SET PROBLEM:
Below are some entries. Copy each line that holds the string "title".

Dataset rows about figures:
(begin)

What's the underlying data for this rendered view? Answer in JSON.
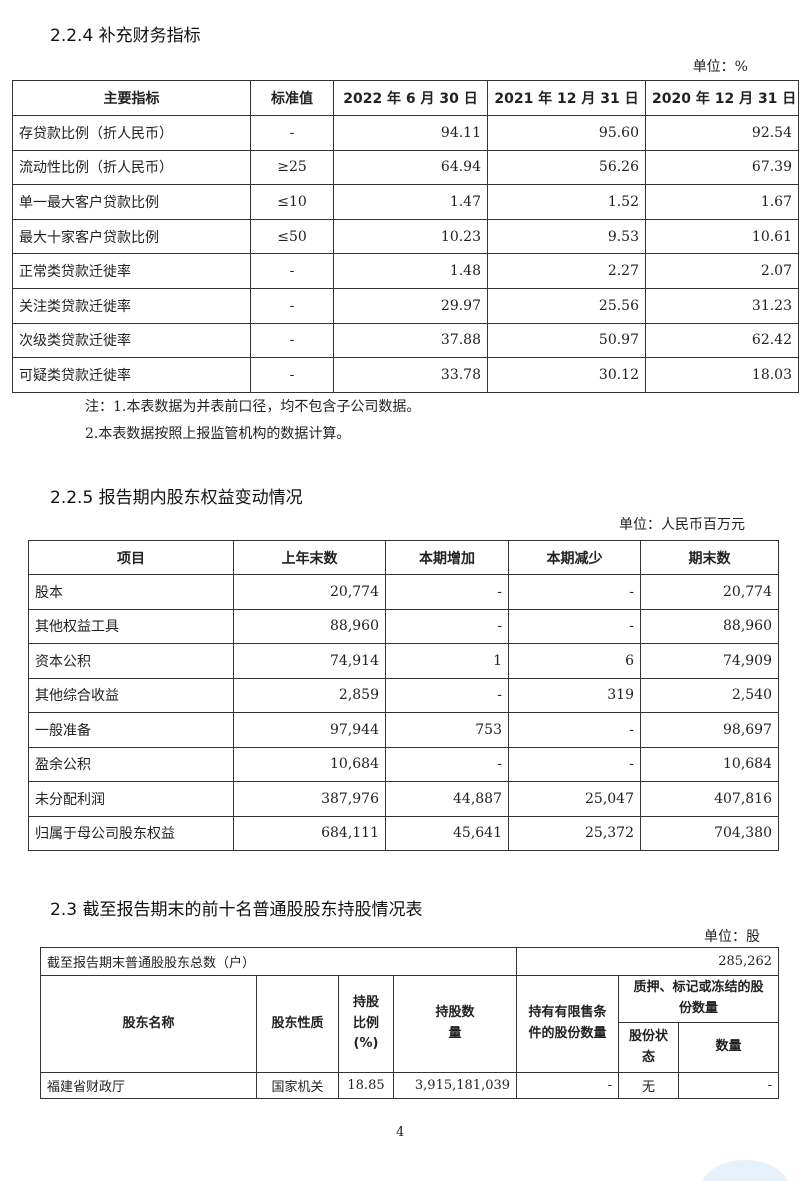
{
  "sec1": {
    "title": "2.2.4 补充财务指标",
    "unit": "单位：%",
    "headers": [
      "主要指标",
      "标准值",
      "2022 年 6 月 30 日",
      "2021 年 12 月 31 日",
      "2020 年 12 月 31 日"
    ],
    "rows": [
      [
        "存贷款比例（折人民币）",
        "-",
        "94.11",
        "95.60",
        "92.54"
      ],
      [
        "流动性比例（折人民币）",
        "≥25",
        "64.94",
        "56.26",
        "67.39"
      ],
      [
        "单一最大客户贷款比例",
        "≤10",
        "1.47",
        "1.52",
        "1.67"
      ],
      [
        "最大十家客户贷款比例",
        "≤50",
        "10.23",
        "9.53",
        "10.61"
      ],
      [
        "正常类贷款迁徙率",
        "-",
        "1.48",
        "2.27",
        "2.07"
      ],
      [
        "关注类贷款迁徙率",
        "-",
        "29.97",
        "25.56",
        "31.23"
      ],
      [
        "次级类贷款迁徙率",
        "-",
        "37.88",
        "50.97",
        "62.42"
      ],
      [
        "可疑类贷款迁徙率",
        "-",
        "33.78",
        "30.12",
        "18.03"
      ]
    ],
    "notes": [
      "注：1.本表数据为并表前口径，均不包含子公司数据。",
      "2.本表数据按照上报监管机构的数据计算。"
    ]
  },
  "sec2": {
    "title": "2.2.5 报告期内股东权益变动情况",
    "unit": "单位：人民币百万元",
    "headers": [
      "项目",
      "上年末数",
      "本期增加",
      "本期减少",
      "期末数"
    ],
    "rows": [
      [
        "股本",
        "20,774",
        "-",
        "-",
        "20,774"
      ],
      [
        "其他权益工具",
        "88,960",
        "-",
        "-",
        "88,960"
      ],
      [
        "资本公积",
        "74,914",
        "1",
        "6",
        "74,909"
      ],
      [
        "其他综合收益",
        "2,859",
        "-",
        "319",
        "2,540"
      ],
      [
        "一般准备",
        "97,944",
        "753",
        "-",
        "98,697"
      ],
      [
        "盈余公积",
        "10,684",
        "-",
        "-",
        "10,684"
      ],
      [
        "未分配利润",
        "387,976",
        "44,887",
        "25,047",
        "407,816"
      ],
      [
        "归属于母公司股东权益",
        "684,111",
        "45,641",
        "25,372",
        "704,380"
      ]
    ]
  },
  "sec3": {
    "title": "2.3 截至报告期末的前十名普通股股东持股情况表",
    "unit": "单位：股",
    "total_label": "截至报告期末普通股股东总数（户）",
    "total_value": "285,262",
    "headers": {
      "name": "股东名称",
      "nature": "股东性质",
      "ratio": "持股比例(%)",
      "shares": "持股数量",
      "restricted": "持有有限售条件的股份数量",
      "pledge": "质押、标记或冻结的股份数量",
      "status": "股份状态",
      "amount": "数量"
    },
    "rows": [
      [
        "福建省财政厅",
        "国家机关",
        "18.85",
        "3,915,181,039",
        "-",
        "无",
        "-"
      ]
    ]
  },
  "page_number": "4"
}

(end)

SOLUTION BELOW:
    "title": "2.2.4 补充财务指标",
    "title": "2.2.5 报告期内股东权益变动情况",
    "title": "2.3 截至报告期末的前十名普通股股东持股情况表",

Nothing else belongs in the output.